**Records that describe figures**
+---+
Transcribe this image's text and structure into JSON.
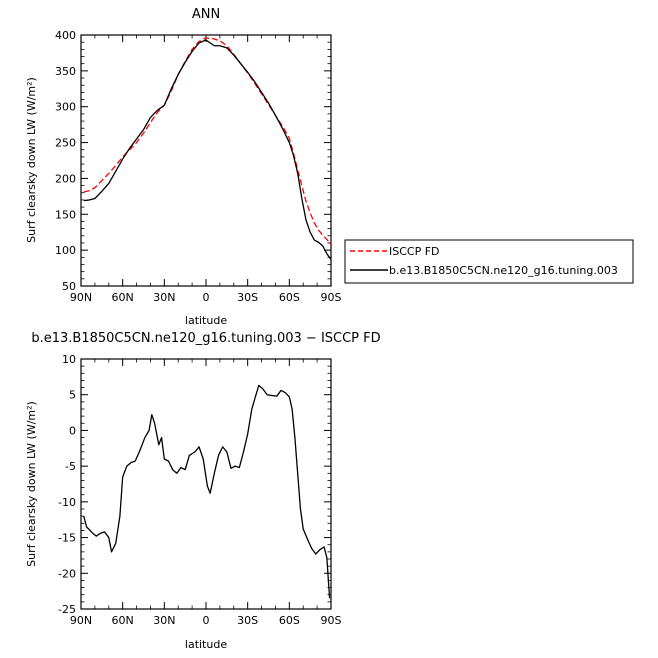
{
  "chart_data": [
    {
      "type": "line",
      "title": "ANN",
      "xlabel": "latitude",
      "ylabel": "Surf clearsky down LW (W/m²)",
      "xlim": [
        90,
        -90
      ],
      "ylim": [
        50,
        400
      ],
      "x_tick_labels": [
        "90N",
        "60N",
        "30N",
        "0",
        "30S",
        "60S",
        "90S"
      ],
      "x_tick_values": [
        90,
        60,
        30,
        0,
        -30,
        -60,
        -90
      ],
      "y_ticks": [
        50,
        100,
        150,
        200,
        250,
        300,
        350,
        400
      ],
      "legend_position": "right",
      "series": [
        {
          "name": "ISCCP FD",
          "color": "#ff0000",
          "dash": "dashed",
          "points": [
            [
              88,
              181
            ],
            [
              84,
              183
            ],
            [
              80,
              187
            ],
            [
              75,
              197
            ],
            [
              70,
              207
            ],
            [
              65,
              218
            ],
            [
              60,
              230
            ],
            [
              55,
              240
            ],
            [
              50,
              250
            ],
            [
              45,
              263
            ],
            [
              40,
              278
            ],
            [
              35,
              292
            ],
            [
              30,
              302
            ],
            [
              25,
              322
            ],
            [
              20,
              345
            ],
            [
              15,
              363
            ],
            [
              10,
              380
            ],
            [
              5,
              391
            ],
            [
              0,
              396
            ],
            [
              -5,
              395
            ],
            [
              -10,
              392
            ],
            [
              -15,
              385
            ],
            [
              -20,
              373
            ],
            [
              -25,
              360
            ],
            [
              -30,
              347
            ],
            [
              -35,
              333
            ],
            [
              -40,
              318
            ],
            [
              -45,
              303
            ],
            [
              -50,
              288
            ],
            [
              -55,
              273
            ],
            [
              -60,
              256
            ],
            [
              -63,
              235
            ],
            [
              -66,
              212
            ],
            [
              -69,
              190
            ],
            [
              -72,
              168
            ],
            [
              -75,
              152
            ],
            [
              -78,
              138
            ],
            [
              -81,
              128
            ],
            [
              -84,
              121
            ],
            [
              -87,
              115
            ],
            [
              -90,
              108
            ]
          ]
        },
        {
          "name": "b.e13.B1850C5CN.ne120_g16.tuning.003",
          "color": "#000000",
          "dash": "solid",
          "points": [
            [
              88,
              169
            ],
            [
              84,
              170
            ],
            [
              80,
              172
            ],
            [
              75,
              182
            ],
            [
              70,
              193
            ],
            [
              65,
              210
            ],
            [
              60,
              227
            ],
            [
              55,
              242
            ],
            [
              50,
              255
            ],
            [
              45,
              268
            ],
            [
              40,
              285
            ],
            [
              35,
              295
            ],
            [
              30,
              302
            ],
            [
              25,
              325
            ],
            [
              20,
              345
            ],
            [
              15,
              362
            ],
            [
              10,
              377
            ],
            [
              5,
              389
            ],
            [
              0,
              393
            ],
            [
              -3,
              389
            ],
            [
              -6,
              385
            ],
            [
              -10,
              385
            ],
            [
              -15,
              382
            ],
            [
              -20,
              372
            ],
            [
              -25,
              360
            ],
            [
              -30,
              348
            ],
            [
              -35,
              335
            ],
            [
              -40,
              320
            ],
            [
              -45,
              305
            ],
            [
              -50,
              288
            ],
            [
              -55,
              270
            ],
            [
              -60,
              250
            ],
            [
              -63,
              232
            ],
            [
              -66,
              207
            ],
            [
              -69,
              172
            ],
            [
              -72,
              142
            ],
            [
              -75,
              125
            ],
            [
              -78,
              114
            ],
            [
              -81,
              111
            ],
            [
              -84,
              106
            ],
            [
              -87,
              95
            ],
            [
              -90,
              87
            ]
          ]
        }
      ]
    },
    {
      "type": "line",
      "title": "b.e13.B1850C5CN.ne120_g16.tuning.003 − ISCCP FD",
      "xlabel": "latitude",
      "ylabel": "Surf clearsky down LW (W/m²)",
      "xlim": [
        90,
        -90
      ],
      "ylim": [
        -25,
        10
      ],
      "x_tick_labels": [
        "90N",
        "60N",
        "30N",
        "0",
        "30S",
        "60S",
        "90S"
      ],
      "x_tick_values": [
        90,
        60,
        30,
        0,
        -30,
        -60,
        -90
      ],
      "y_ticks": [
        -25,
        -20,
        -15,
        -10,
        -5,
        0,
        5,
        10
      ],
      "series": [
        {
          "color": "#000000",
          "dash": "solid",
          "points": [
            [
              88,
              -12
            ],
            [
              86,
              -13.5
            ],
            [
              82,
              -14.3
            ],
            [
              79,
              -14.8
            ],
            [
              76,
              -14.4
            ],
            [
              73,
              -14.2
            ],
            [
              70,
              -15
            ],
            [
              68,
              -17
            ],
            [
              65,
              -15.8
            ],
            [
              62,
              -12
            ],
            [
              60,
              -6.5
            ],
            [
              57,
              -5
            ],
            [
              54,
              -4.5
            ],
            [
              51,
              -4.3
            ],
            [
              48,
              -3
            ],
            [
              44,
              -1
            ],
            [
              41,
              0
            ],
            [
              39,
              2.2
            ],
            [
              37,
              1
            ],
            [
              34,
              -2
            ],
            [
              32,
              -1
            ],
            [
              30,
              -4
            ],
            [
              27,
              -4.3
            ],
            [
              24,
              -5.5
            ],
            [
              21,
              -6
            ],
            [
              18,
              -5.2
            ],
            [
              15,
              -5.5
            ],
            [
              12,
              -3.5
            ],
            [
              8,
              -3
            ],
            [
              5,
              -2.3
            ],
            [
              2,
              -4
            ],
            [
              -1,
              -7.8
            ],
            [
              -3,
              -8.8
            ],
            [
              -6,
              -6
            ],
            [
              -9,
              -3.5
            ],
            [
              -12,
              -2.3
            ],
            [
              -15,
              -3
            ],
            [
              -18,
              -5.3
            ],
            [
              -21,
              -5
            ],
            [
              -24,
              -5.2
            ],
            [
              -27,
              -3
            ],
            [
              -30,
              -0.5
            ],
            [
              -33,
              3
            ],
            [
              -36,
              5
            ],
            [
              -38,
              6.3
            ],
            [
              -41,
              5.8
            ],
            [
              -44,
              5
            ],
            [
              -47,
              4.9
            ],
            [
              -51,
              4.8
            ],
            [
              -54,
              5.6
            ],
            [
              -57,
              5.3
            ],
            [
              -60,
              4.7
            ],
            [
              -62,
              3
            ],
            [
              -64,
              -1
            ],
            [
              -66,
              -6
            ],
            [
              -68,
              -11
            ],
            [
              -70,
              -13.8
            ],
            [
              -73,
              -15.2
            ],
            [
              -76,
              -16.5
            ],
            [
              -79,
              -17.3
            ],
            [
              -82,
              -16.7
            ],
            [
              -85,
              -16.3
            ],
            [
              -87,
              -17.8
            ],
            [
              -89,
              -23.5
            ]
          ]
        }
      ]
    }
  ]
}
+---+
**To be done**
Every line above should be returned word for word, with the pictures left behind.

**Finished exercise**
Transcribe this image's text and structure into JSON.
{
  "chart_data": [
    {
      "type": "line",
      "title": "ANN",
      "xlabel": "latitude",
      "ylabel": "Surf clearsky down LW (W/m²)",
      "xlim": [
        90,
        -90
      ],
      "ylim": [
        50,
        400
      ],
      "x_tick_labels": [
        "90N",
        "60N",
        "30N",
        "0",
        "30S",
        "60S",
        "90S"
      ],
      "x_tick_values": [
        90,
        60,
        30,
        0,
        -30,
        -60,
        -90
      ],
      "y_ticks": [
        50,
        100,
        150,
        200,
        250,
        300,
        350,
        400
      ],
      "legend_position": "right",
      "series": [
        {
          "name": "ISCCP FD",
          "color": "#ff0000",
          "dash": "dashed",
          "points": [
            [
              88,
              181
            ],
            [
              84,
              183
            ],
            [
              80,
              187
            ],
            [
              75,
              197
            ],
            [
              70,
              207
            ],
            [
              65,
              218
            ],
            [
              60,
              230
            ],
            [
              55,
              240
            ],
            [
              50,
              250
            ],
            [
              45,
              263
            ],
            [
              40,
              278
            ],
            [
              35,
              292
            ],
            [
              30,
              302
            ],
            [
              25,
              322
            ],
            [
              20,
              345
            ],
            [
              15,
              363
            ],
            [
              10,
              380
            ],
            [
              5,
              391
            ],
            [
              0,
              396
            ],
            [
              -5,
              395
            ],
            [
              -10,
              392
            ],
            [
              -15,
              385
            ],
            [
              -20,
              373
            ],
            [
              -25,
              360
            ],
            [
              -30,
              347
            ],
            [
              -35,
              333
            ],
            [
              -40,
              318
            ],
            [
              -45,
              303
            ],
            [
              -50,
              288
            ],
            [
              -55,
              273
            ],
            [
              -60,
              256
            ],
            [
              -63,
              235
            ],
            [
              -66,
              212
            ],
            [
              -69,
              190
            ],
            [
              -72,
              168
            ],
            [
              -75,
              152
            ],
            [
              -78,
              138
            ],
            [
              -81,
              128
            ],
            [
              -84,
              121
            ],
            [
              -87,
              115
            ],
            [
              -90,
              108
            ]
          ]
        },
        {
          "name": "b.e13.B1850C5CN.ne120_g16.tuning.003",
          "color": "#000000",
          "dash": "solid",
          "points": [
            [
              88,
              169
            ],
            [
              84,
              170
            ],
            [
              80,
              172
            ],
            [
              75,
              182
            ],
            [
              70,
              193
            ],
            [
              65,
              210
            ],
            [
              60,
              227
            ],
            [
              55,
              242
            ],
            [
              50,
              255
            ],
            [
              45,
              268
            ],
            [
              40,
              285
            ],
            [
              35,
              295
            ],
            [
              30,
              302
            ],
            [
              25,
              325
            ],
            [
              20,
              345
            ],
            [
              15,
              362
            ],
            [
              10,
              377
            ],
            [
              5,
              389
            ],
            [
              0,
              393
            ],
            [
              -3,
              389
            ],
            [
              -6,
              385
            ],
            [
              -10,
              385
            ],
            [
              -15,
              382
            ],
            [
              -20,
              372
            ],
            [
              -25,
              360
            ],
            [
              -30,
              348
            ],
            [
              -35,
              335
            ],
            [
              -40,
              320
            ],
            [
              -45,
              305
            ],
            [
              -50,
              288
            ],
            [
              -55,
              270
            ],
            [
              -60,
              250
            ],
            [
              -63,
              232
            ],
            [
              -66,
              207
            ],
            [
              -69,
              172
            ],
            [
              -72,
              142
            ],
            [
              -75,
              125
            ],
            [
              -78,
              114
            ],
            [
              -81,
              111
            ],
            [
              -84,
              106
            ],
            [
              -87,
              95
            ],
            [
              -90,
              87
            ]
          ]
        }
      ]
    },
    {
      "type": "line",
      "title": "b.e13.B1850C5CN.ne120_g16.tuning.003 − ISCCP FD",
      "xlabel": "latitude",
      "ylabel": "Surf clearsky down LW (W/m²)",
      "xlim": [
        90,
        -90
      ],
      "ylim": [
        -25,
        10
      ],
      "x_tick_labels": [
        "90N",
        "60N",
        "30N",
        "0",
        "30S",
        "60S",
        "90S"
      ],
      "x_tick_values": [
        90,
        60,
        30,
        0,
        -30,
        -60,
        -90
      ],
      "y_ticks": [
        -25,
        -20,
        -15,
        -10,
        -5,
        0,
        5,
        10
      ],
      "series": [
        {
          "color": "#000000",
          "dash": "solid",
          "points": [
            [
              88,
              -12
            ],
            [
              86,
              -13.5
            ],
            [
              82,
              -14.3
            ],
            [
              79,
              -14.8
            ],
            [
              76,
              -14.4
            ],
            [
              73,
              -14.2
            ],
            [
              70,
              -15
            ],
            [
              68,
              -17
            ],
            [
              65,
              -15.8
            ],
            [
              62,
              -12
            ],
            [
              60,
              -6.5
            ],
            [
              57,
              -5
            ],
            [
              54,
              -4.5
            ],
            [
              51,
              -4.3
            ],
            [
              48,
              -3
            ],
            [
              44,
              -1
            ],
            [
              41,
              0
            ],
            [
              39,
              2.2
            ],
            [
              37,
              1
            ],
            [
              34,
              -2
            ],
            [
              32,
              -1
            ],
            [
              30,
              -4
            ],
            [
              27,
              -4.3
            ],
            [
              24,
              -5.5
            ],
            [
              21,
              -6
            ],
            [
              18,
              -5.2
            ],
            [
              15,
              -5.5
            ],
            [
              12,
              -3.5
            ],
            [
              8,
              -3
            ],
            [
              5,
              -2.3
            ],
            [
              2,
              -4
            ],
            [
              -1,
              -7.8
            ],
            [
              -3,
              -8.8
            ],
            [
              -6,
              -6
            ],
            [
              -9,
              -3.5
            ],
            [
              -12,
              -2.3
            ],
            [
              -15,
              -3
            ],
            [
              -18,
              -5.3
            ],
            [
              -21,
              -5
            ],
            [
              -24,
              -5.2
            ],
            [
              -27,
              -3
            ],
            [
              -30,
              -0.5
            ],
            [
              -33,
              3
            ],
            [
              -36,
              5
            ],
            [
              -38,
              6.3
            ],
            [
              -41,
              5.8
            ],
            [
              -44,
              5
            ],
            [
              -47,
              4.9
            ],
            [
              -51,
              4.8
            ],
            [
              -54,
              5.6
            ],
            [
              -57,
              5.3
            ],
            [
              -60,
              4.7
            ],
            [
              -62,
              3
            ],
            [
              -64,
              -1
            ],
            [
              -66,
              -6
            ],
            [
              -68,
              -11
            ],
            [
              -70,
              -13.8
            ],
            [
              -73,
              -15.2
            ],
            [
              -76,
              -16.5
            ],
            [
              -79,
              -17.3
            ],
            [
              -82,
              -16.7
            ],
            [
              -85,
              -16.3
            ],
            [
              -87,
              -17.8
            ],
            [
              -89,
              -23.5
            ]
          ]
        }
      ]
    }
  ]
}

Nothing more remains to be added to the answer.